Task requirements: Without including any pictures, write out the listing below exactly.

Information provided:
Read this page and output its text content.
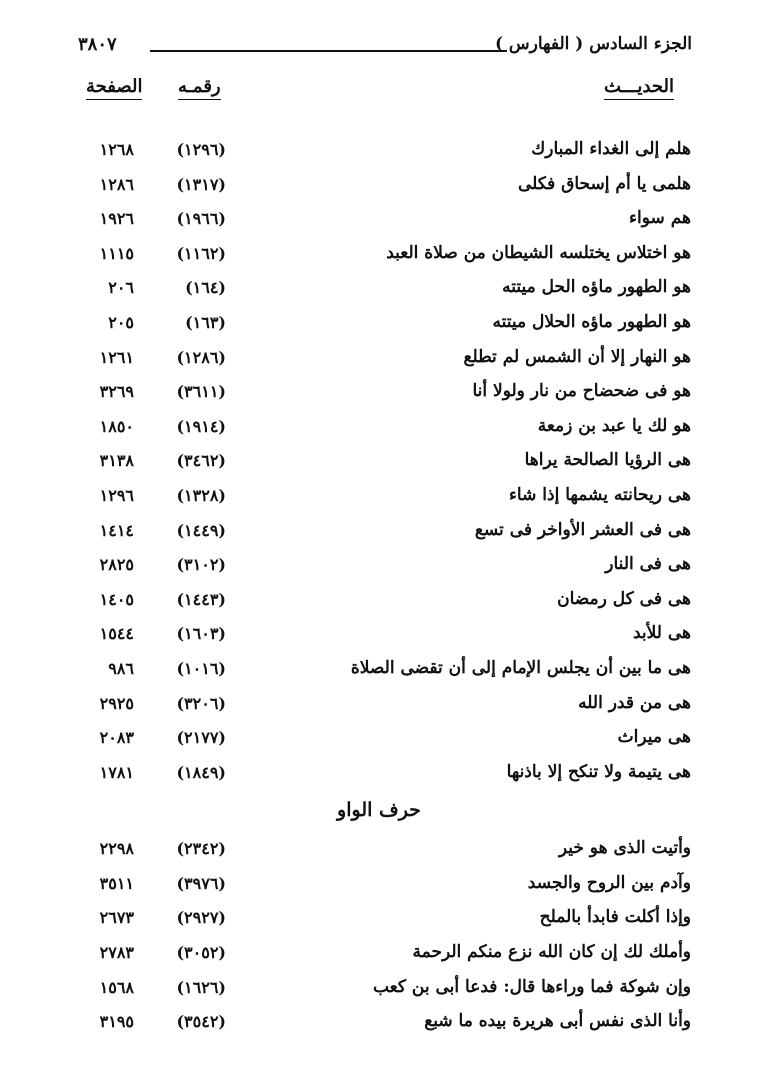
الجزء السادس ( الفهارس )
٣٨٠٧
الحديـــث
رقمـه
الصفحة
هلم إلى الغداء المبارك
(١٢٩٦)
١٢٦٨
هلمى يا أم إسحاق فكلى
(١٣١٧)
١٢٨٦
هم سواء
(١٩٦٦)
١٩٢٦
هو اختلاس يختلسه الشيطان من صلاة العبد
(١١٦٢)
١١١٥
هو الطهور ماؤه الحل ميتته
(١٦٤)
٢٠٦
هو الطهور ماؤه الحلال ميتته
(١٦٣)
٢٠٥
هو النهار إلا أن الشمس لم تطلع
(١٢٨٦)
١٢٦١
هو فى ضحضاح من نار ولولا أنا
(٣٦١١)
٣٢٦٩
هو لك يا عبد بن زمعة
(١٩١٤)
١٨٥٠
هى الرؤيا الصالحة يراها
(٣٤٦٢)
٣١٣٨
هى ريحانته يشمها إذا شاء
(١٣٢٨)
١٢٩٦
هى فى العشر الأواخر فى تسع
(١٤٤٩)
١٤١٤
هى فى النار
(٣١٠٢)
٢٨٢٥
هى فى كل رمضان
(١٤٤٣)
١٤٠٥
هى للأبد
(١٦٠٣)
١٥٤٤
هى ما بين أن يجلس الإمام إلى أن تقضى الصلاة
(١٠١٦)
٩٨٦
هى من قدر الله
(٣٢٠٦)
٢٩٢٥
هى ميراث
(٢١٧٧)
٢٠٨٣
هى يتيمة ولا تنكح إلا باذنها
(١٨٤٩)
١٧٨١
حرف الواو
وأتيت الذى هو خير
(٢٣٤٢)
٢٢٩٨
وآدم بين الروح والجسد
(٣٩٧٦)
٣٥١١
وإذا أكلت فابدأ بالملح
(٢٩٢٧)
٢٦٧٣
وأملك لك إن كان الله نزع منكم الرحمة
(٣٠٥٢)
٢٧٨٣
وإن شوكة فما وراءها قال: فدعا أبى بن كعب
(١٦٢٦)
١٥٦٨
وأنا الذى نفس أبى هريرة بيده ما شبع
(٣٥٤٢)
٣١٩٥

Output for this task:
Read this page and output its text content.
الجزء السادس ( الفهارس )
٣٨٠٧
الحديـــث
رقمـه
الصفحة
هلم إلى الغداء المبارك
(١٢٩٦)
١٢٦٨
هلمى يا أم إسحاق فكلى
(١٣١٧)
١٢٨٦
هم سواء
(١٩٦٦)
١٩٢٦
هو اختلاس يختلسه الشيطان من صلاة العبد
(١١٦٢)
١١١٥
هو الطهور ماؤه الحل ميتته
(١٦٤)
٢٠٦
هو الطهور ماؤه الحلال ميتته
(١٦٣)
٢٠٥
هو النهار إلا أن الشمس لم تطلع
(١٢٨٦)
١٢٦١
هو فى ضحضاح من نار ولولا أنا
(٣٦١١)
٣٢٦٩
هو لك يا عبد بن زمعة
(١٩١٤)
١٨٥٠
هى الرؤيا الصالحة يراها
(٣٤٦٢)
٣١٣٨
هى ريحانته يشمها إذا شاء
(١٣٢٨)
١٢٩٦
هى فى العشر الأواخر فى تسع
(١٤٤٩)
١٤١٤
هى فى النار
(٣١٠٢)
٢٨٢٥
هى فى كل رمضان
(١٤٤٣)
١٤٠٥
هى للأبد
(١٦٠٣)
١٥٤٤
هى ما بين أن يجلس الإمام إلى أن تقضى الصلاة
(١٠١٦)
٩٨٦
هى من قدر الله
(٣٢٠٦)
٢٩٢٥
هى ميراث
(٢١٧٧)
٢٠٨٣
هى يتيمة ولا تنكح إلا باذنها
(١٨٤٩)
١٧٨١
حرف الواو
وأتيت الذى هو خير
(٢٣٤٢)
٢٢٩٨
وآدم بين الروح والجسد
(٣٩٧٦)
٣٥١١
وإذا أكلت فابدأ بالملح
(٢٩٢٧)
٢٦٧٣
وأملك لك إن كان الله نزع منكم الرحمة
(٣٠٥٢)
٢٧٨٣
وإن شوكة فما وراءها قال: فدعا أبى بن كعب
(١٦٢٦)
١٥٦٨
وأنا الذى نفس أبى هريرة بيده ما شبع
(٣٥٤٢)
٣١٩٥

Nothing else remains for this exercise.